* **DESCRIPTION OF THE TASK**: Retype the data that follows line by line, exactly, and leave its pictures out.

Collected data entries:
-------------------------
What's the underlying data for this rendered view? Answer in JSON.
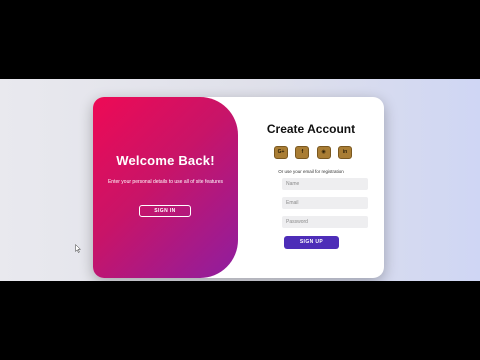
{
  "welcome": {
    "title": "Welcome Back!",
    "text": "Enter your personal details to use all of site features",
    "signin_label": "SIGN IN"
  },
  "register": {
    "title": "Create Account",
    "socials": [
      {
        "label": "G+",
        "icon": "google-plus-icon"
      },
      {
        "label": "f",
        "icon": "facebook-icon"
      },
      {
        "label": "◉",
        "icon": "github-icon"
      },
      {
        "label": "in",
        "icon": "linkedin-icon"
      }
    ],
    "alt_text": "Or use your email for registration",
    "name_placeholder": "Name",
    "email_placeholder": "Email",
    "password_placeholder": "Password",
    "signup_label": "SIGN UP"
  },
  "colors": {
    "gradient_start": "#ee0a55",
    "gradient_end": "#8e1ea0",
    "social_bg": "#a97d34",
    "signup_bg": "#4d2db8"
  }
}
-------------------------
* **OUTPUT OF THE EXERCISE**:
What's the underlying data for this rendered view? Answer in JSON.
{
  "welcome": {
    "title": "Welcome Back!",
    "text": "Enter your personal details to use all of site features",
    "signin_label": "SIGN IN"
  },
  "register": {
    "title": "Create Account",
    "socials": [
      {
        "label": "G+",
        "icon": "google-plus-icon"
      },
      {
        "label": "f",
        "icon": "facebook-icon"
      },
      {
        "label": "◉",
        "icon": "github-icon"
      },
      {
        "label": "in",
        "icon": "linkedin-icon"
      }
    ],
    "alt_text": "Or use your email for registration",
    "name_placeholder": "Name",
    "email_placeholder": "Email",
    "password_placeholder": "Password",
    "signup_label": "SIGN UP"
  },
  "colors": {
    "gradient_start": "#ee0a55",
    "gradient_end": "#8e1ea0",
    "social_bg": "#a97d34",
    "signup_bg": "#4d2db8"
  }
}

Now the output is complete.